Dataset items

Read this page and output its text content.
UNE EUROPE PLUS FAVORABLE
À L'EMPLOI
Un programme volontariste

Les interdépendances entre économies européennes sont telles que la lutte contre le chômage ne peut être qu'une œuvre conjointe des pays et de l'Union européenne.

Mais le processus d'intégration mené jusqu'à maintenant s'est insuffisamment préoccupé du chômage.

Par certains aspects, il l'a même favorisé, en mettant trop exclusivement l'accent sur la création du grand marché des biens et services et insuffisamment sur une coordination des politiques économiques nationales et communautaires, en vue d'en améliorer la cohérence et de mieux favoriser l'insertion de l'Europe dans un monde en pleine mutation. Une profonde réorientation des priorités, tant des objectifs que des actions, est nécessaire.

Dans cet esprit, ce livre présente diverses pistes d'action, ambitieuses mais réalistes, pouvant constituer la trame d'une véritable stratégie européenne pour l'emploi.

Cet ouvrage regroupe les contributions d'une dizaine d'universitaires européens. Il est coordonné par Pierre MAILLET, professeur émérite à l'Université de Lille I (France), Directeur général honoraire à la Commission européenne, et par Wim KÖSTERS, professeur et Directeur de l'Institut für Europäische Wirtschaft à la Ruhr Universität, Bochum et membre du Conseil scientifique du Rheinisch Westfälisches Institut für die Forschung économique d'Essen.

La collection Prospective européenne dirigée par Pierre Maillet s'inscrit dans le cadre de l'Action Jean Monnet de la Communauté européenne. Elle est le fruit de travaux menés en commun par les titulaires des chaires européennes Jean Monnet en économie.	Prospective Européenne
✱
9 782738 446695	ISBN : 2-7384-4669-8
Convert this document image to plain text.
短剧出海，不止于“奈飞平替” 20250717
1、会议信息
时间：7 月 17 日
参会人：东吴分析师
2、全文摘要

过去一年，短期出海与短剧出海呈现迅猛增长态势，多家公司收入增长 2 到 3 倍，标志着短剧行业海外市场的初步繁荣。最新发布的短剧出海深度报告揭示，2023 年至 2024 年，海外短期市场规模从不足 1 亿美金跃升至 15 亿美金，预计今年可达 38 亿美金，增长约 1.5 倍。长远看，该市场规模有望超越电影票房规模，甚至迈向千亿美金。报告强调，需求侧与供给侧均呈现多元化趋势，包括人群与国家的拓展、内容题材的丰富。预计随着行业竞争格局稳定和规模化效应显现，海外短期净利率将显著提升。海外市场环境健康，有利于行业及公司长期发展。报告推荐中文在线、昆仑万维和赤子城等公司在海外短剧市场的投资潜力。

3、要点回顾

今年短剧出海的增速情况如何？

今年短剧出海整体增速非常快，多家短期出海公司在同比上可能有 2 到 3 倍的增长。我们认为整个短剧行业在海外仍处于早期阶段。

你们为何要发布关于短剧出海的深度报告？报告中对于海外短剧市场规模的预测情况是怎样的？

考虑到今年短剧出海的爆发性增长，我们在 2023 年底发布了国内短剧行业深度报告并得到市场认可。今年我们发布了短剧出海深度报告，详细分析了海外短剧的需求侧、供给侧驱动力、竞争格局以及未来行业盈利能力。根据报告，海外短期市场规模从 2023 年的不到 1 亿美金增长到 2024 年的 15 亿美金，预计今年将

▸ **PROBLEM TO SOLVE**
Return the full listing, character for character.

▸ **FULL RESPONSE**
Read this page and output its text content.
UNE EUROPE PLUS FAVORABLE
À L'EMPLOI
Un programme volontariste

Les interdépendances entre économies européennes sont telles que la lutte contre le chômage ne peut être qu'une œuvre conjointe des pays et de l'Union européenne.

Mais le processus d'intégration mené jusqu'à maintenant s'est insuffisamment préoccupé du chômage.

Par certains aspects, il l'a même favorisé, en mettant trop exclusivement l'accent sur la création du grand marché des biens et services et insuffisamment sur une coordination des politiques économiques nationales et communautaires, en vue d'en améliorer la cohérence et de mieux favoriser l'insertion de l'Europe dans un monde en pleine mutation. Une profonde réorientation des priorités, tant des objectifs que des actions, est nécessaire.

Dans cet esprit, ce livre présente diverses pistes d'action, ambitieuses mais réalistes, pouvant constituer la trame d'une véritable stratégie européenne pour l'emploi.

Cet ouvrage regroupe les contributions d'une dizaine d'universitaires européens. Il est coordonné par Pierre MAILLET, professeur émérite à l'Université de Lille I (France), Directeur général honoraire à la Commission européenne, et par Wim KÖSTERS, professeur et Directeur de l'Institut für Europäische Wirtschaft à la Ruhr Universität, Bochum et membre du Conseil scientifique du Rheinisch Westfälisches Institut für die Forschung économique d'Essen.

La collection Prospective européenne dirigée par Pierre Maillet s'inscrit dans le cadre de l'Action Jean Monnet de la Communauté européenne. Elle est le fruit de travaux menés en commun par les titulaires des chaires européennes Jean Monnet en économie.	Prospective Européenne
✱
9 782738 446695	ISBN : 2-7384-4669-8
Convert this document image to plain text.
短剧出海，不止于“奈飞平替” 20250717
1、会议信息
时间：7 月 17 日
参会人：东吴分析师
2、全文摘要

过去一年，短期出海与短剧出海呈现迅猛增长态势，多家公司收入增长 2 到 3 倍，标志着短剧行业海外市场的初步繁荣。最新发布的短剧出海深度报告揭示，2023 年至 2024 年，海外短期市场规模从不足 1 亿美金跃升至 15 亿美金，预计今年可达 38 亿美金，增长约 1.5 倍。长远看，该市场规模有望超越电影票房规模，甚至迈向千亿美金。报告强调，需求侧与供给侧均呈现多元化趋势，包括人群与国家的拓展、内容题材的丰富。预计随着行业竞争格局稳定和规模化效应显现，海外短期净利率将显著提升。海外市场环境健康，有利于行业及公司长期发展。报告推荐中文在线、昆仑万维和赤子城等公司在海外短剧市场的投资潜力。

3、要点回顾

今年短剧出海的增速情况如何？

今年短剧出海整体增速非常快，多家短期出海公司在同比上可能有 2 到 3 倍的增长。我们认为整个短剧行业在海外仍处于早期阶段。

你们为何要发布关于短剧出海的深度报告？报告中对于海外短剧市场规模的预测情况是怎样的？

考虑到今年短剧出海的爆发性增长，我们在 2023 年底发布了国内短剧行业深度报告并得到市场认可。今年我们发布了短剧出海深度报告，详细分析了海外短剧的需求侧、供给侧驱动力、竞争格局以及未来行业盈利能力。根据报告，海外短期市场规模从 2023 年的不到 1 亿美金增长到 2024 年的 15 亿美金，预计今年将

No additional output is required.